======== Data for the task
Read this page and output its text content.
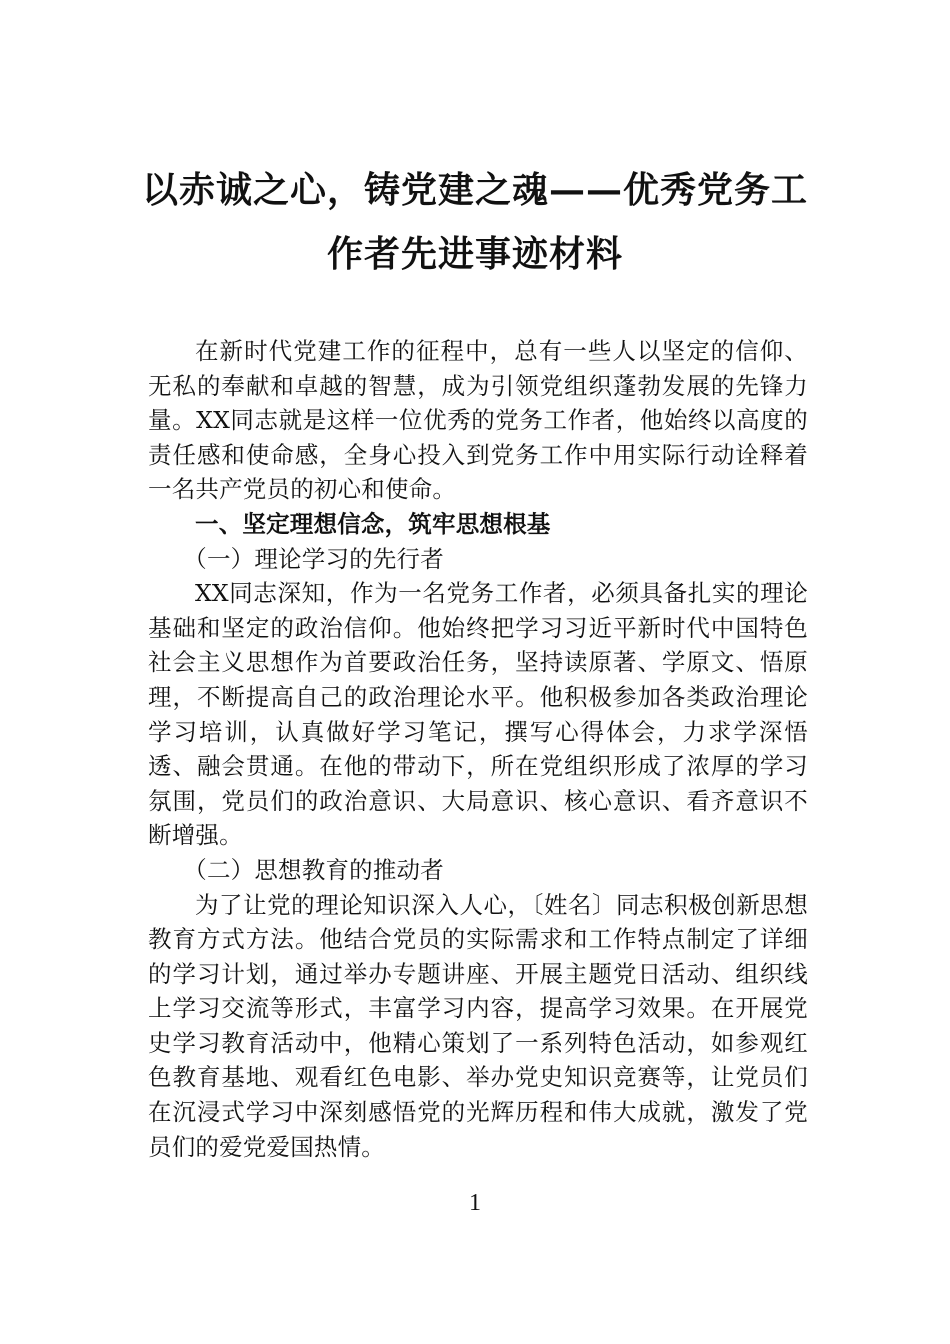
以赤诚之心，铸党建之魂——优秀党务工
作者先进事迹材料

在新时代党建工作的征程中，总有一些人以坚定的信仰、无私的奉献和卓越的智慧，成为引领党组织蓬勃发展的先锋力量。XX同志就是这样一位优秀的党务工作者，他始终以高度的责任感和使命感，全身心投入到党务工作中用实际行动诠释着一名共产党员的初心和使命。

一、坚定理想信念，筑牢思想根基
（一）理论学习的先行者

XX同志深知，作为一名党务工作者，必须具备扎实的理论基础和坚定的政治信仰。他始终把学习习近平新时代中国特色社会主义思想作为首要政治任务，坚持读原著、学原文、悟原理，不断提高自己的政治理论水平。他积极参加各类政治理论学习培训，认真做好学习笔记，撰写心得体会，力求学深悟透、融会贯通。在他的带动下，所在党组织形成了浓厚的学习氛围，党员们的政治意识、大局意识、核心意识、看齐意识不断增强。

（二）思想教育的推动者

为了让党的理论知识深入人心，〔姓名〕同志积极创新思想教育方式方法。他结合党员的实际需求和工作特点制定了详细的学习计划，通过举办专题讲座、开展主题党日活动、组织线上学习交流等形式，丰富学习内容，提高学习效果。在开展党史学习教育活动中，他精心策划了一系列特色活动，如参观红色教育基地、观看红色电影、举办党史知识竞赛等，让党员们在沉浸式学习中深刻感悟党的光辉历程和伟大成就，激发了党员们的爱党爱国热情。

1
================
> **Work to do**: Each line of the material must be retyped exactly, except that images are omitted.

> **The response**:
Read this page and output its text content.
以赤诚之心，铸党建之魂——优秀党务工
作者先进事迹材料

在新时代党建工作的征程中，总有一些人以坚定的信仰、无私的奉献和卓越的智慧，成为引领党组织蓬勃发展的先锋力量。XX同志就是这样一位优秀的党务工作者，他始终以高度的责任感和使命感，全身心投入到党务工作中用实际行动诠释着一名共产党员的初心和使命。

一、坚定理想信念，筑牢思想根基
（一）理论学习的先行者

XX同志深知，作为一名党务工作者，必须具备扎实的理论基础和坚定的政治信仰。他始终把学习习近平新时代中国特色社会主义思想作为首要政治任务，坚持读原著、学原文、悟原理，不断提高自己的政治理论水平。他积极参加各类政治理论学习培训，认真做好学习笔记，撰写心得体会，力求学深悟透、融会贯通。在他的带动下，所在党组织形成了浓厚的学习氛围，党员们的政治意识、大局意识、核心意识、看齐意识不断增强。

（二）思想教育的推动者

为了让党的理论知识深入人心，〔姓名〕同志积极创新思想教育方式方法。他结合党员的实际需求和工作特点制定了详细的学习计划，通过举办专题讲座、开展主题党日活动、组织线上学习交流等形式，丰富学习内容，提高学习效果。在开展党史学习教育活动中，他精心策划了一系列特色活动，如参观红色教育基地、观看红色电影、举办党史知识竞赛等，让党员们在沉浸式学习中深刻感悟党的光辉历程和伟大成就，激发了党员们的爱党爱国热情。

1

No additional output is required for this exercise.